TASK DETAILS
Count lines, not occurrences: report how many lines in the records hold the string "智能交通技术", and nothing else.

RAW RECORDS
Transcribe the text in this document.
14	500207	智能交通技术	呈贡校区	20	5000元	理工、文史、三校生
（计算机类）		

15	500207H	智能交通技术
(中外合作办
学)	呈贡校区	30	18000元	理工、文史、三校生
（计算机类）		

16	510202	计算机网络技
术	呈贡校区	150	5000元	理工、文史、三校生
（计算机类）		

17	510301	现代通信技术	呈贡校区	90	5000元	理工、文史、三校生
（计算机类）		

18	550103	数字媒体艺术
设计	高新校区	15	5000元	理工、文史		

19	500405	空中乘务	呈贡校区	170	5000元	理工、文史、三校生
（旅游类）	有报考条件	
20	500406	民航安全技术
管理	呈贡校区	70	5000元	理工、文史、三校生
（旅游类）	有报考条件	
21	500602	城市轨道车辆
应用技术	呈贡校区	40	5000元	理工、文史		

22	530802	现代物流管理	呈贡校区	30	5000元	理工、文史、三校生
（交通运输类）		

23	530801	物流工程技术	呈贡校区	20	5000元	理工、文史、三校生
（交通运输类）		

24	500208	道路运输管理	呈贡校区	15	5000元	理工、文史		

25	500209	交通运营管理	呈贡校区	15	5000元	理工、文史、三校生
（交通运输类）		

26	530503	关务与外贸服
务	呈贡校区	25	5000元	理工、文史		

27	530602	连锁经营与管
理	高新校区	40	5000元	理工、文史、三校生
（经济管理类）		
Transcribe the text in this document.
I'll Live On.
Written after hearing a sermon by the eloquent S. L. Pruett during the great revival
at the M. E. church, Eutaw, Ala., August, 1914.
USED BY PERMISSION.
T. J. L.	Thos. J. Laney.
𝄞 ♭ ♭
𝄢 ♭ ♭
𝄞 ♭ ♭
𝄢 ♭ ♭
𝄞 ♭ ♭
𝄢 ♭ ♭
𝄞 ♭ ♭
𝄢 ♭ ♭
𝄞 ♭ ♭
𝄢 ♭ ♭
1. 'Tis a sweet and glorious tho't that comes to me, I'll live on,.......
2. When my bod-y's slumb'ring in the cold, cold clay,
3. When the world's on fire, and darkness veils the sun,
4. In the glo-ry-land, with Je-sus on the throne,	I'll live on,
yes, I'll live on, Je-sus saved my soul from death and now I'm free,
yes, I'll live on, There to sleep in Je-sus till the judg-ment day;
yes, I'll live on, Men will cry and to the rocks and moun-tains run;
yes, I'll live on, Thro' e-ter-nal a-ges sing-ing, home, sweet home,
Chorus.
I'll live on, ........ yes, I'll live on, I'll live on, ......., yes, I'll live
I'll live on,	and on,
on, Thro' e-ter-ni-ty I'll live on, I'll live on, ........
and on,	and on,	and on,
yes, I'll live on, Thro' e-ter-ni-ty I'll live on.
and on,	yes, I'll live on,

CORRECT OUTPUT
2